__Given exercise__: Report, as a bare number, how many lines contain the string "sport".

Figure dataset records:
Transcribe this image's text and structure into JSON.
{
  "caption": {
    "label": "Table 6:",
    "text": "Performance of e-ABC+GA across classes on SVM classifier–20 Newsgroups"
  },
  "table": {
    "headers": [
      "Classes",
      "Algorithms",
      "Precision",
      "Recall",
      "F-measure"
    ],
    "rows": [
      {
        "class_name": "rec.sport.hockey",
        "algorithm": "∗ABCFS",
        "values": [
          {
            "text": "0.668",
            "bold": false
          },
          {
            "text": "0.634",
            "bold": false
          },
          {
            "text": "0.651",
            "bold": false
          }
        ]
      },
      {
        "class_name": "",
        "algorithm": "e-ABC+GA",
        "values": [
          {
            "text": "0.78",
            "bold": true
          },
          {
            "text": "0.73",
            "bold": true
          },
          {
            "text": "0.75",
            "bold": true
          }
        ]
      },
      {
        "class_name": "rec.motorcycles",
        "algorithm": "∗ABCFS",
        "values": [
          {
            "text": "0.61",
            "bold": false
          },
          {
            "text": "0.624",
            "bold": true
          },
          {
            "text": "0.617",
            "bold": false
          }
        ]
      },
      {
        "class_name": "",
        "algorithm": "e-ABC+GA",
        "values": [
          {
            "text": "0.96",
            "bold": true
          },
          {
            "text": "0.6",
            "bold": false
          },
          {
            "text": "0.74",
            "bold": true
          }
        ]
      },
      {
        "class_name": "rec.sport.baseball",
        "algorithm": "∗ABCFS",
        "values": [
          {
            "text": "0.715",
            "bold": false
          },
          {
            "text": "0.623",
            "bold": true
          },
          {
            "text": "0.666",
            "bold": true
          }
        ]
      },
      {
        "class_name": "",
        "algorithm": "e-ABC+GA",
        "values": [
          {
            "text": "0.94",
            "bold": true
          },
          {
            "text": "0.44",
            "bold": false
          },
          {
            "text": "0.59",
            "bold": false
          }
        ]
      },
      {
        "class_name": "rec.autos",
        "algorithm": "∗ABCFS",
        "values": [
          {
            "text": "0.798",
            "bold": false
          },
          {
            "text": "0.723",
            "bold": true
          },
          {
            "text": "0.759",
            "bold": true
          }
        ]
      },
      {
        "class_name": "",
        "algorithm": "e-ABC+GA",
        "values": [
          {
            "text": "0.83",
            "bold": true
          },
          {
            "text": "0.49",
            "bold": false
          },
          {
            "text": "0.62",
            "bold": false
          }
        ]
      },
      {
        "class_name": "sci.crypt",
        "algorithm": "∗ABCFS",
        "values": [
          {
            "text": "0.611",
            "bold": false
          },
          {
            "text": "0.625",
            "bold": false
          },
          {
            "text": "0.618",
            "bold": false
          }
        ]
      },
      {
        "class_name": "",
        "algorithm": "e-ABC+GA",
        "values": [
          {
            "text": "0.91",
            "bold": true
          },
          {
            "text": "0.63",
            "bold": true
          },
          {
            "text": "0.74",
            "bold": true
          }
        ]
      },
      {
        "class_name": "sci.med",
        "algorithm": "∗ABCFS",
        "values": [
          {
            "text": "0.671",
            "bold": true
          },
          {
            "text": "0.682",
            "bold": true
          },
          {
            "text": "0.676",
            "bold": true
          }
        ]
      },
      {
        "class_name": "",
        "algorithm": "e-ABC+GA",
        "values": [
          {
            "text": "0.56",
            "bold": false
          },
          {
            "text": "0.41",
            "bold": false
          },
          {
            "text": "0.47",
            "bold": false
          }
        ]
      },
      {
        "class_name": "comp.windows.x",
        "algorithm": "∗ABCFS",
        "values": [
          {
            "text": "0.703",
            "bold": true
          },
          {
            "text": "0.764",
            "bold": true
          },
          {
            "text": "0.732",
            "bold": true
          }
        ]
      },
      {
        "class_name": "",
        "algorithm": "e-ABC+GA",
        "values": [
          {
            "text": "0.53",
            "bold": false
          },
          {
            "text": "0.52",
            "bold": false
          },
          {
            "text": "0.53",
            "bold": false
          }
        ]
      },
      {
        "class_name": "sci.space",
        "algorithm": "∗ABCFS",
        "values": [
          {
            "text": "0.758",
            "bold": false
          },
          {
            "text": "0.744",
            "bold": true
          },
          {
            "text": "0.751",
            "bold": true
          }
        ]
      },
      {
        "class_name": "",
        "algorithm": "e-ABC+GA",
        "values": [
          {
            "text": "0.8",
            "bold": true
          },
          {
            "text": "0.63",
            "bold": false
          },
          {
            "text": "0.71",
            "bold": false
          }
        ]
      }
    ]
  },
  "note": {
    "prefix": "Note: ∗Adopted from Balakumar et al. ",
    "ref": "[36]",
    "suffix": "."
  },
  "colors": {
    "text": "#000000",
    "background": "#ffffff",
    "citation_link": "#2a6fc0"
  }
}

__Exercise result__: 2